== Exercise prompt ==
Copy out each of the lines below word for word, leaving out the pictures.

== Records shown ==
#####
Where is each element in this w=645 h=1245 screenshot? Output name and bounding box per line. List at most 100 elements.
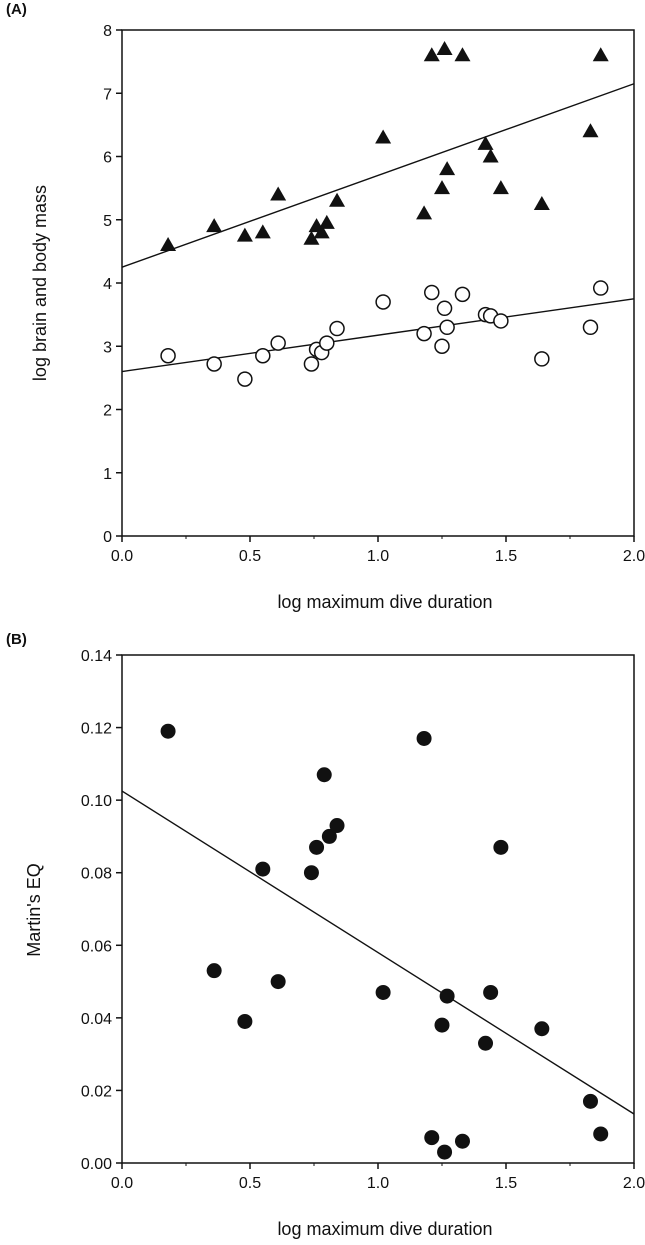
y-tick-label: 4 bbox=[103, 276, 112, 293]
panel-a-label: (A) bbox=[6, 1, 27, 18]
data-point-filled-circle bbox=[439, 988, 455, 1004]
data-point-filled-circle bbox=[329, 818, 345, 834]
x-tick-label: 2.0 bbox=[623, 548, 645, 565]
data-point-triangle bbox=[477, 135, 494, 150]
data-point-open-circle bbox=[434, 338, 450, 354]
data-point-open-circle bbox=[592, 280, 609, 296]
data-point-open-circle bbox=[424, 284, 440, 301]
panel-b-x-axis: 0.0 0.5 1.0 1.5 2.0 bbox=[111, 1163, 645, 1192]
panel-a-points bbox=[160, 40, 609, 387]
data-point-triangle bbox=[160, 237, 177, 252]
data-point-triangle bbox=[416, 205, 433, 220]
data-point-triangle bbox=[329, 192, 346, 207]
data-point-open-circle bbox=[416, 325, 432, 342]
data-point-triangle bbox=[434, 180, 450, 195]
data-point-filled-circle bbox=[255, 861, 271, 877]
y-tick-label: 8 bbox=[103, 23, 112, 40]
data-point-filled-circle bbox=[316, 767, 332, 783]
data-point-open-circle bbox=[493, 313, 509, 329]
data-point-open-circle bbox=[375, 294, 391, 310]
panel-b-y-axis: 0.00 0.02 0.04 0.06 0.08 0.10 0.12 0.14 bbox=[81, 648, 122, 1173]
data-point-open-circle bbox=[303, 356, 320, 372]
data-point-filled-circle bbox=[483, 984, 499, 1000]
data-point-triangle bbox=[439, 161, 456, 176]
data-point-filled-circle bbox=[534, 1021, 550, 1037]
data-point-filled-circle bbox=[309, 839, 325, 855]
data-point-filled-circle bbox=[582, 1093, 598, 1109]
x-tick-label: 1.5 bbox=[495, 548, 517, 565]
data-point-open-circle bbox=[206, 356, 222, 372]
data-point-triangle bbox=[592, 47, 609, 62]
data-point-triangle bbox=[492, 180, 509, 195]
x-tick-label: 0.5 bbox=[239, 548, 261, 565]
data-point-filled-circle bbox=[493, 839, 509, 855]
data-point-open-circle bbox=[255, 347, 271, 364]
data-point-filled-circle bbox=[593, 1126, 609, 1142]
x-tick-label: 1.5 bbox=[495, 1175, 517, 1192]
y-tick-label: 3 bbox=[103, 339, 112, 356]
data-point-triangle bbox=[375, 129, 392, 144]
x-tick-label: 2.0 bbox=[623, 1175, 645, 1192]
x-tick-label: 1.0 bbox=[367, 1175, 389, 1192]
fit-line-open-circle bbox=[121, 298, 635, 373]
data-point-triangle bbox=[436, 40, 453, 55]
data-point-triangle bbox=[270, 186, 287, 201]
data-point-filled-circle bbox=[416, 730, 432, 746]
x-tick-label: 0.0 bbox=[111, 1175, 133, 1192]
data-point-open-circle bbox=[439, 319, 455, 336]
data-point-filled-circle bbox=[437, 1144, 453, 1160]
panel-b-fit-line bbox=[121, 790, 635, 1115]
panel-b-points bbox=[160, 723, 609, 1160]
panel-a-plot-frame bbox=[121, 29, 635, 537]
data-point-open-circle bbox=[237, 371, 253, 387]
data-point-open-circle bbox=[454, 286, 471, 303]
panel-a-fit-lines bbox=[121, 83, 635, 373]
data-point-filled-circle bbox=[303, 865, 319, 881]
data-point-triangle bbox=[236, 227, 253, 242]
data-point-triangle bbox=[423, 47, 440, 62]
data-point-filled-circle bbox=[321, 828, 337, 844]
data-point-triangle bbox=[206, 218, 223, 233]
y-tick-label: 0.10 bbox=[81, 793, 112, 810]
data-point-triangle bbox=[313, 224, 330, 239]
data-point-open-circle bbox=[270, 335, 286, 351]
x-tick-label: 0.5 bbox=[239, 1175, 261, 1192]
data-point-triangle bbox=[482, 148, 499, 163]
panel-a-x-axis-title: log maximum dive duration bbox=[277, 592, 492, 612]
y-tick-label: 0.14 bbox=[81, 648, 112, 665]
y-tick-label: 0.00 bbox=[81, 1156, 112, 1173]
data-point-filled-circle bbox=[478, 1035, 494, 1051]
data-point-filled-circle bbox=[375, 984, 391, 1000]
data-point-triangle bbox=[303, 230, 320, 245]
fit-line-filled-circle bbox=[121, 790, 635, 1115]
y-tick-label: 0.06 bbox=[81, 938, 112, 955]
panel-b-x-axis-title: log maximum dive duration bbox=[277, 1219, 492, 1239]
data-point-triangle bbox=[318, 214, 335, 229]
y-tick-label: 0.02 bbox=[81, 1083, 112, 1100]
data-point-triangle bbox=[582, 123, 599, 138]
data-point-filled-circle bbox=[270, 974, 286, 990]
x-tick-label: 0.0 bbox=[111, 548, 133, 565]
panel-b: (B) log maximum dive duration Martin's E… bbox=[6, 631, 645, 1239]
panel-a-y-axis: 0 1 2 3 4 5 6 7 8 bbox=[103, 23, 122, 546]
data-point-filled-circle bbox=[237, 1013, 253, 1029]
data-point-open-circle bbox=[436, 300, 453, 317]
data-point-filled-circle bbox=[434, 1017, 450, 1033]
panel-b-label: (B) bbox=[6, 631, 27, 648]
y-tick-label: 0.04 bbox=[81, 1011, 112, 1028]
data-point-open-circle bbox=[160, 347, 176, 364]
y-tick-label: 6 bbox=[103, 150, 112, 167]
y-tick-label: 7 bbox=[103, 86, 112, 103]
data-point-filled-circle bbox=[454, 1133, 470, 1149]
data-point-filled-circle bbox=[424, 1130, 440, 1146]
panel-b-plot-frame bbox=[121, 654, 635, 1164]
y-tick-label: 0.12 bbox=[81, 721, 112, 738]
data-point-open-circle bbox=[319, 335, 335, 351]
panel-a-x-axis: 0.0 0.5 1.0 1.5 2.0 bbox=[111, 536, 645, 565]
y-tick-label: 2 bbox=[103, 403, 112, 420]
data-point-open-circle bbox=[534, 351, 550, 367]
panel-a-y-axis-title: log brain and body mass bbox=[30, 185, 50, 381]
panel-b-y-axis-title: Martin's EQ bbox=[24, 863, 44, 956]
y-tick-label: 1 bbox=[103, 466, 112, 483]
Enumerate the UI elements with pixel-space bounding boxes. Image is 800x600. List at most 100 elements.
#####
== Solved problem ==
Where is each element in this w=645 h=1245 screenshot? Output name and bounding box per line. List at most 100 elements.
y-tick-label: 4 bbox=[103, 276, 112, 293]
panel-a-label: (A) bbox=[6, 1, 27, 18]
data-point-filled-circle bbox=[439, 988, 455, 1004]
data-point-filled-circle bbox=[329, 818, 345, 834]
x-tick-label: 2.0 bbox=[623, 548, 645, 565]
data-point-triangle bbox=[477, 135, 494, 150]
data-point-open-circle bbox=[434, 338, 450, 354]
data-point-open-circle bbox=[592, 280, 609, 296]
data-point-open-circle bbox=[424, 284, 440, 301]
panel-b-x-axis: 0.0 0.5 1.0 1.5 2.0 bbox=[111, 1163, 645, 1192]
panel-a-points bbox=[160, 40, 609, 387]
data-point-triangle bbox=[160, 237, 177, 252]
data-point-triangle bbox=[416, 205, 433, 220]
data-point-triangle bbox=[329, 192, 346, 207]
data-point-open-circle bbox=[416, 325, 432, 342]
data-point-triangle bbox=[434, 180, 450, 195]
data-point-filled-circle bbox=[255, 861, 271, 877]
y-tick-label: 8 bbox=[103, 23, 112, 40]
data-point-filled-circle bbox=[316, 767, 332, 783]
data-point-open-circle bbox=[493, 313, 509, 329]
data-point-open-circle bbox=[375, 294, 391, 310]
panel-b-y-axis: 0.00 0.02 0.04 0.06 0.08 0.10 0.12 0.14 bbox=[81, 648, 122, 1173]
data-point-open-circle bbox=[303, 356, 320, 372]
data-point-filled-circle bbox=[483, 984, 499, 1000]
data-point-triangle bbox=[439, 161, 456, 176]
data-point-filled-circle bbox=[534, 1021, 550, 1037]
data-point-filled-circle bbox=[309, 839, 325, 855]
data-point-filled-circle bbox=[582, 1093, 598, 1109]
x-tick-label: 1.5 bbox=[495, 548, 517, 565]
data-point-open-circle bbox=[206, 356, 222, 372]
data-point-triangle bbox=[592, 47, 609, 62]
data-point-triangle bbox=[492, 180, 509, 195]
x-tick-label: 0.5 bbox=[239, 548, 261, 565]
data-point-filled-circle bbox=[493, 839, 509, 855]
data-point-open-circle bbox=[255, 347, 271, 364]
data-point-filled-circle bbox=[593, 1126, 609, 1142]
x-tick-label: 1.5 bbox=[495, 1175, 517, 1192]
y-tick-label: 3 bbox=[103, 339, 112, 356]
data-point-triangle bbox=[375, 129, 392, 144]
x-tick-label: 2.0 bbox=[623, 1175, 645, 1192]
x-tick-label: 1.0 bbox=[367, 1175, 389, 1192]
fit-line-open-circle bbox=[121, 298, 635, 373]
data-point-triangle bbox=[436, 40, 453, 55]
data-point-triangle bbox=[270, 186, 287, 201]
data-point-filled-circle bbox=[416, 730, 432, 746]
x-tick-label: 0.0 bbox=[111, 1175, 133, 1192]
data-point-open-circle bbox=[439, 319, 455, 336]
data-point-filled-circle bbox=[437, 1144, 453, 1160]
panel-b-fit-line bbox=[121, 790, 635, 1115]
panel-b-points bbox=[160, 723, 609, 1160]
panel-a-plot-frame bbox=[121, 29, 635, 537]
data-point-open-circle bbox=[237, 371, 253, 387]
data-point-open-circle bbox=[454, 286, 471, 303]
panel-a-fit-lines bbox=[121, 83, 635, 373]
data-point-filled-circle bbox=[303, 865, 319, 881]
data-point-triangle bbox=[236, 227, 253, 242]
data-point-triangle bbox=[423, 47, 440, 62]
data-point-filled-circle bbox=[321, 828, 337, 844]
data-point-triangle bbox=[206, 218, 223, 233]
y-tick-label: 0.10 bbox=[81, 793, 112, 810]
data-point-triangle bbox=[313, 224, 330, 239]
data-point-open-circle bbox=[270, 335, 286, 351]
x-tick-label: 0.5 bbox=[239, 1175, 261, 1192]
data-point-triangle bbox=[482, 148, 499, 163]
panel-a-x-axis-title: log maximum dive duration bbox=[277, 592, 492, 612]
y-tick-label: 0.14 bbox=[81, 648, 112, 665]
y-tick-label: 0.00 bbox=[81, 1156, 112, 1173]
data-point-filled-circle bbox=[478, 1035, 494, 1051]
data-point-filled-circle bbox=[375, 984, 391, 1000]
data-point-triangle bbox=[303, 230, 320, 245]
fit-line-filled-circle bbox=[121, 790, 635, 1115]
y-tick-label: 0.06 bbox=[81, 938, 112, 955]
panel-b-x-axis-title: log maximum dive duration bbox=[277, 1219, 492, 1239]
data-point-triangle bbox=[318, 214, 335, 229]
y-tick-label: 0.02 bbox=[81, 1083, 112, 1100]
data-point-triangle bbox=[582, 123, 599, 138]
data-point-filled-circle bbox=[270, 974, 286, 990]
x-tick-label: 0.0 bbox=[111, 548, 133, 565]
panel-b: (B) log maximum dive duration Martin's E… bbox=[6, 631, 645, 1239]
panel-a-y-axis: 0 1 2 3 4 5 6 7 8 bbox=[103, 23, 122, 546]
data-point-filled-circle bbox=[237, 1013, 253, 1029]
data-point-open-circle bbox=[436, 300, 453, 317]
data-point-filled-circle bbox=[434, 1017, 450, 1033]
panel-b-label: (B) bbox=[6, 631, 27, 648]
y-tick-label: 0.04 bbox=[81, 1011, 112, 1028]
data-point-open-circle bbox=[160, 347, 176, 364]
y-tick-label: 6 bbox=[103, 150, 112, 167]
y-tick-label: 7 bbox=[103, 86, 112, 103]
data-point-filled-circle bbox=[454, 1133, 470, 1149]
data-point-filled-circle bbox=[424, 1130, 440, 1146]
panel-b-plot-frame bbox=[121, 654, 635, 1164]
y-tick-label: 0.12 bbox=[81, 721, 112, 738]
data-point-open-circle bbox=[319, 335, 335, 351]
panel-a-x-axis: 0.0 0.5 1.0 1.5 2.0 bbox=[111, 536, 645, 565]
y-tick-label: 2 bbox=[103, 403, 112, 420]
data-point-open-circle bbox=[534, 351, 550, 367]
panel-a-y-axis-title: log brain and body mass bbox=[30, 185, 50, 381]
panel-b-y-axis-title: Martin's EQ bbox=[24, 863, 44, 956]
y-tick-label: 1 bbox=[103, 466, 112, 483]
Enumerate the UI elements with pixel-space bounding boxes. Image is 800x600. List at most 100 elements.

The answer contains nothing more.